Output all records precisely as written.
[Records provided start]
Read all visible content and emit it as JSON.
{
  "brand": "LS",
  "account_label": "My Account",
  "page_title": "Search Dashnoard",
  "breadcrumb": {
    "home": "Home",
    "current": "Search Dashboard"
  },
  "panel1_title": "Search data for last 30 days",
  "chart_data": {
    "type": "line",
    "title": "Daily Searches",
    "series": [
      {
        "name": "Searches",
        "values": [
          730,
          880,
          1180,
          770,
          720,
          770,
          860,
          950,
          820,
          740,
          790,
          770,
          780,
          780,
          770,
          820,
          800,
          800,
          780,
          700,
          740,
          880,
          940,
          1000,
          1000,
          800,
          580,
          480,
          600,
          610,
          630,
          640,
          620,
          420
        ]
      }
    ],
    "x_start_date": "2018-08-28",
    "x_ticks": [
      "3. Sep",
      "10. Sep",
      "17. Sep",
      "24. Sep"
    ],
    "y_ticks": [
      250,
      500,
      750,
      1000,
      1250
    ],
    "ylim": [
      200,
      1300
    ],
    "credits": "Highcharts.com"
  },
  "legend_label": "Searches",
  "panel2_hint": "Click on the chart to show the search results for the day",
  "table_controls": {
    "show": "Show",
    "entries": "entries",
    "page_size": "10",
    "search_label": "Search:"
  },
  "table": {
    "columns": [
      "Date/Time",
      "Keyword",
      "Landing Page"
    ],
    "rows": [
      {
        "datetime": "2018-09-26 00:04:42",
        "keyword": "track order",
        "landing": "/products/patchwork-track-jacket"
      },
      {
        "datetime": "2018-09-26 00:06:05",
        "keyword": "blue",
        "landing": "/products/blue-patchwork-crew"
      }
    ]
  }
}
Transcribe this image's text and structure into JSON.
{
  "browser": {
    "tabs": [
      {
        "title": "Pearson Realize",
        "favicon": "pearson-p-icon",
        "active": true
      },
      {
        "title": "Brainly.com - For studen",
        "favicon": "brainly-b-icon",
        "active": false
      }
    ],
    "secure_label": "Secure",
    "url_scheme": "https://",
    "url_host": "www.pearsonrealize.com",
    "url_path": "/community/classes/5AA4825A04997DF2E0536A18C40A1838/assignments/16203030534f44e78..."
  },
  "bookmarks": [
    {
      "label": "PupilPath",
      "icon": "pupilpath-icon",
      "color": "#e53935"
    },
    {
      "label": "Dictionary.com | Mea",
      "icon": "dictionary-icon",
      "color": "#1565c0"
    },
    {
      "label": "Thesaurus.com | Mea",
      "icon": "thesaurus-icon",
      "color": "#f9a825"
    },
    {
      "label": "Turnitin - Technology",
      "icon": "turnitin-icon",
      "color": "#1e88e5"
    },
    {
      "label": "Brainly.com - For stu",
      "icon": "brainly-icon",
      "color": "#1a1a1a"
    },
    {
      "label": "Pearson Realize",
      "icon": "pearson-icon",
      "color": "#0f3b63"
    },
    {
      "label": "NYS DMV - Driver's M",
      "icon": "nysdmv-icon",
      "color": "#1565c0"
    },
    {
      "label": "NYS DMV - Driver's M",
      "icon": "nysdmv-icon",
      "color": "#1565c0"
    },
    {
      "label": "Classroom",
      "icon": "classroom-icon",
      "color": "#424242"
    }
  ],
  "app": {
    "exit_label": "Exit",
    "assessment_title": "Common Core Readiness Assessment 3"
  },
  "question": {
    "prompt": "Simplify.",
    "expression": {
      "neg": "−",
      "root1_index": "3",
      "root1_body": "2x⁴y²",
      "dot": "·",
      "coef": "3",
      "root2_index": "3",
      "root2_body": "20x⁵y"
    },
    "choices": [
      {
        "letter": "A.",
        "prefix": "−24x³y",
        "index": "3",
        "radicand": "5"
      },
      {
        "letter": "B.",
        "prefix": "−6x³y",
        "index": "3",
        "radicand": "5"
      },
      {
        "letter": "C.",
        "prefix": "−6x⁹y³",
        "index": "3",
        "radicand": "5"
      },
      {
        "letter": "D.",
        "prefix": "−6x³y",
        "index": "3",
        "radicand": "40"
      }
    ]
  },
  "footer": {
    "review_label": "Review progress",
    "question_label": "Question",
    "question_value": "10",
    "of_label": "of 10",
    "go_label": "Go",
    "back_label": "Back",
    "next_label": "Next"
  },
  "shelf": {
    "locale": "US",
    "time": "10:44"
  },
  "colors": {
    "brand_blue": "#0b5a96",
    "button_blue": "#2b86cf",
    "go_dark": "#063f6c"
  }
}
[Records provided end]
- **Task solution**:
Read all visible content and emit it as JSON.
{
  "brand": "LS",
  "account_label": "My Account",
  "page_title": "Search Dashnoard",
  "breadcrumb": {
    "home": "Home",
    "current": "Search Dashboard"
  },
  "panel1_title": "Search data for last 30 days",
  "chart_data": {
    "type": "line",
    "title": "Daily Searches",
    "series": [
      {
        "name": "Searches",
        "values": [
          730,
          880,
          1180,
          770,
          720,
          770,
          860,
          950,
          820,
          740,
          790,
          770,
          780,
          780,
          770,
          820,
          800,
          800,
          780,
          700,
          740,
          880,
          940,
          1000,
          1000,
          800,
          580,
          480,
          600,
          610,
          630,
          640,
          620,
          420
        ]
      }
    ],
    "x_start_date": "2018-08-28",
    "x_ticks": [
      "3. Sep",
      "10. Sep",
      "17. Sep",
      "24. Sep"
    ],
    "y_ticks": [
      250,
      500,
      750,
      1000,
      1250
    ],
    "ylim": [
      200,
      1300
    ],
    "credits": "Highcharts.com"
  },
  "legend_label": "Searches",
  "panel2_hint": "Click on the chart to show the search results for the day",
  "table_controls": {
    "show": "Show",
    "entries": "entries",
    "page_size": "10",
    "search_label": "Search:"
  },
  "table": {
    "columns": [
      "Date/Time",
      "Keyword",
      "Landing Page"
    ],
    "rows": [
      {
        "datetime": "2018-09-26 00:04:42",
        "keyword": "track order",
        "landing": "/products/patchwork-track-jacket"
      },
      {
        "datetime": "2018-09-26 00:06:05",
        "keyword": "blue",
        "landing": "/products/blue-patchwork-crew"
      }
    ]
  }
}
Transcribe this image's text and structure into JSON.
{
  "browser": {
    "tabs": [
      {
        "title": "Pearson Realize",
        "favicon": "pearson-p-icon",
        "active": true
      },
      {
        "title": "Brainly.com - For studen",
        "favicon": "brainly-b-icon",
        "active": false
      }
    ],
    "secure_label": "Secure",
    "url_scheme": "https://",
    "url_host": "www.pearsonrealize.com",
    "url_path": "/community/classes/5AA4825A04997DF2E0536A18C40A1838/assignments/16203030534f44e78..."
  },
  "bookmarks": [
    {
      "label": "PupilPath",
      "icon": "pupilpath-icon",
      "color": "#e53935"
    },
    {
      "label": "Dictionary.com | Mea",
      "icon": "dictionary-icon",
      "color": "#1565c0"
    },
    {
      "label": "Thesaurus.com | Mea",
      "icon": "thesaurus-icon",
      "color": "#f9a825"
    },
    {
      "label": "Turnitin - Technology",
      "icon": "turnitin-icon",
      "color": "#1e88e5"
    },
    {
      "label": "Brainly.com - For stu",
      "icon": "brainly-icon",
      "color": "#1a1a1a"
    },
    {
      "label": "Pearson Realize",
      "icon": "pearson-icon",
      "color": "#0f3b63"
    },
    {
      "label": "NYS DMV - Driver's M",
      "icon": "nysdmv-icon",
      "color": "#1565c0"
    },
    {
      "label": "NYS DMV - Driver's M",
      "icon": "nysdmv-icon",
      "color": "#1565c0"
    },
    {
      "label": "Classroom",
      "icon": "classroom-icon",
      "color": "#424242"
    }
  ],
  "app": {
    "exit_label": "Exit",
    "assessment_title": "Common Core Readiness Assessment 3"
  },
  "question": {
    "prompt": "Simplify.",
    "expression": {
      "neg": "−",
      "root1_index": "3",
      "root1_body": "2x⁴y²",
      "dot": "·",
      "coef": "3",
      "root2_index": "3",
      "root2_body": "20x⁵y"
    },
    "choices": [
      {
        "letter": "A.",
        "prefix": "−24x³y",
        "index": "3",
        "radicand": "5"
      },
      {
        "letter": "B.",
        "prefix": "−6x³y",
        "index": "3",
        "radicand": "5"
      },
      {
        "letter": "C.",
        "prefix": "−6x⁹y³",
        "index": "3",
        "radicand": "5"
      },
      {
        "letter": "D.",
        "prefix": "−6x³y",
        "index": "3",
        "radicand": "40"
      }
    ]
  },
  "footer": {
    "review_label": "Review progress",
    "question_label": "Question",
    "question_value": "10",
    "of_label": "of 10",
    "go_label": "Go",
    "back_label": "Back",
    "next_label": "Next"
  },
  "shelf": {
    "locale": "US",
    "time": "10:44"
  },
  "colors": {
    "brand_blue": "#0b5a96",
    "button_blue": "#2b86cf",
    "go_dark": "#063f6c"
  }
}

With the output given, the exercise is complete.